### Given information

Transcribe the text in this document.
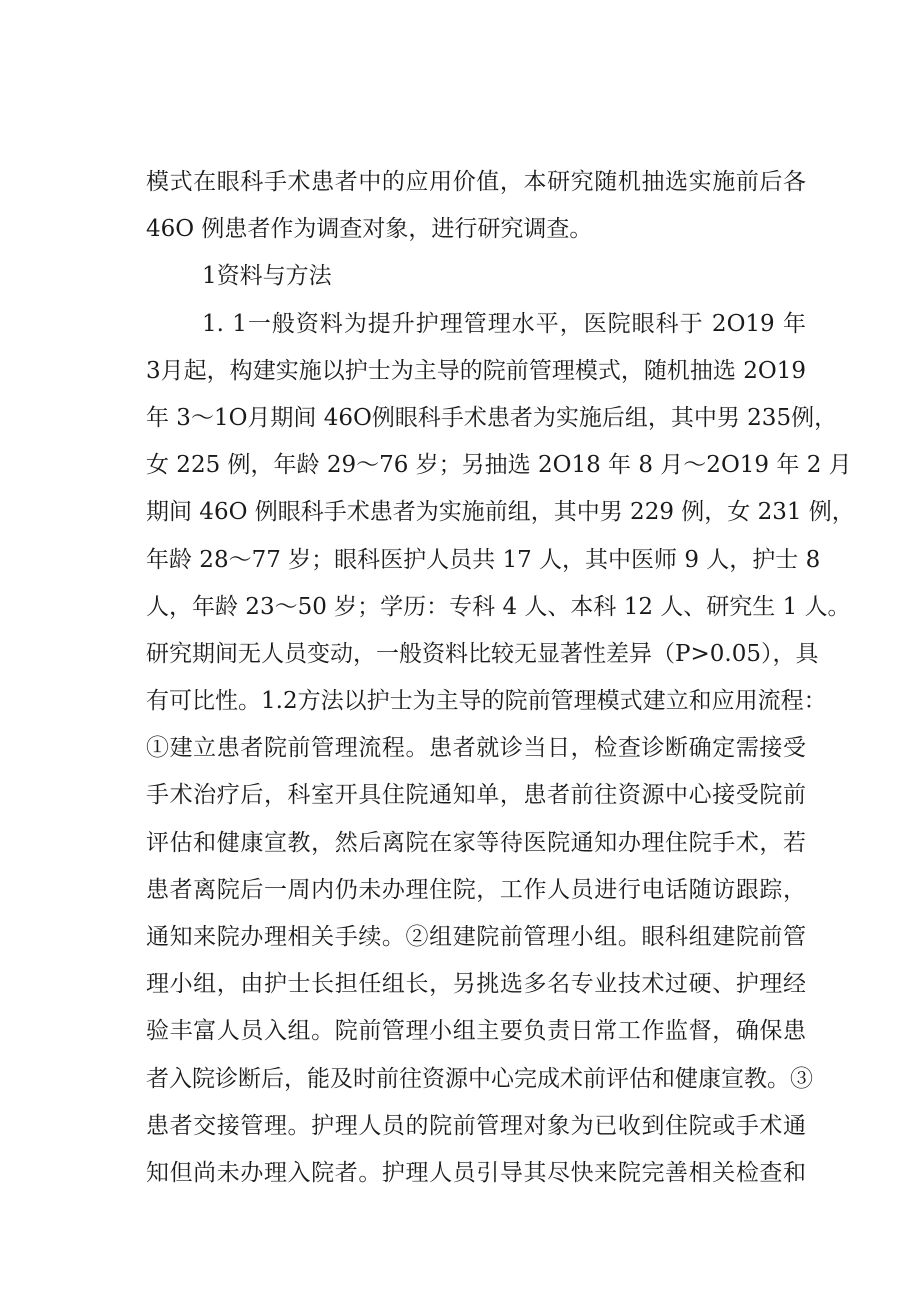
模式在眼科手术患者中的应用价值，本研究随机抽选实施前后各
46O 例患者作为调查对象，进行研究调查。
1资料与方法
1. 1一般资料为提升护理管理水平，医院眼科于 2O19 年
3月起，构建实施以护士为主导的院前管理模式，随机抽选 2O19
年 3～1O月期间 46O例眼科手术患者为实施后组，其中男 235例，
女 225 例，年龄 29～76 岁；另抽选 2O18 年 8 月～2O19 年 2 月
期间 46O 例眼科手术患者为实施前组，其中男 229 例，女 231 例，
年龄 28～77 岁；眼科医护人员共 17 人，其中医师 9 人，护士 8
人，年龄 23～50 岁；学历：专科 4 人、本科 12 人、研究生 1 人。
研究期间无人员变动，一般资料比较无显著性差异（P>0.05），具
有可比性。1.2方法以护士为主导的院前管理模式建立和应用流程：
①建立患者院前管理流程。患者就诊当日，检查诊断确定需接受
手术治疗后，科室开具住院通知单，患者前往资源中心接受院前
评估和健康宣教，然后离院在家等待医院通知办理住院手术，若
患者离院后一周内仍未办理住院，工作人员进行电话随访跟踪，
通知来院办理相关手续。②组建院前管理小组。眼科组建院前管
理小组，由护士长担任组长，另挑选多名专业技术过硬、护理经
验丰富人员入组。院前管理小组主要负责日常工作监督，确保患
者入院诊断后，能及时前往资源中心完成术前评估和健康宣教。③
患者交接管理。护理人员的院前管理对象为已收到住院或手术通
知但尚未办理入院者。护理人员引导其尽快来院完善相关检查和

### Exercise brief
Print the whole listing above once more, word for word, without its pictures.

### Solved exercise
Transcribe the text in this document.
模式在眼科手术患者中的应用价值，本研究随机抽选实施前后各
46O 例患者作为调查对象，进行研究调查。
1资料与方法
1. 1一般资料为提升护理管理水平，医院眼科于 2O19 年
3月起，构建实施以护士为主导的院前管理模式，随机抽选 2O19
年 3～1O月期间 46O例眼科手术患者为实施后组，其中男 235例，
女 225 例，年龄 29～76 岁；另抽选 2O18 年 8 月～2O19 年 2 月
期间 46O 例眼科手术患者为实施前组，其中男 229 例，女 231 例，
年龄 28～77 岁；眼科医护人员共 17 人，其中医师 9 人，护士 8
人，年龄 23～50 岁；学历：专科 4 人、本科 12 人、研究生 1 人。
研究期间无人员变动，一般资料比较无显著性差异（P>0.05），具
有可比性。1.2方法以护士为主导的院前管理模式建立和应用流程：
①建立患者院前管理流程。患者就诊当日，检查诊断确定需接受
手术治疗后，科室开具住院通知单，患者前往资源中心接受院前
评估和健康宣教，然后离院在家等待医院通知办理住院手术，若
患者离院后一周内仍未办理住院，工作人员进行电话随访跟踪，
通知来院办理相关手续。②组建院前管理小组。眼科组建院前管
理小组，由护士长担任组长，另挑选多名专业技术过硬、护理经
验丰富人员入组。院前管理小组主要负责日常工作监督，确保患
者入院诊断后，能及时前往资源中心完成术前评估和健康宣教。③
患者交接管理。护理人员的院前管理对象为已收到住院或手术通
知但尚未办理入院者。护理人员引导其尽快来院完善相关检查和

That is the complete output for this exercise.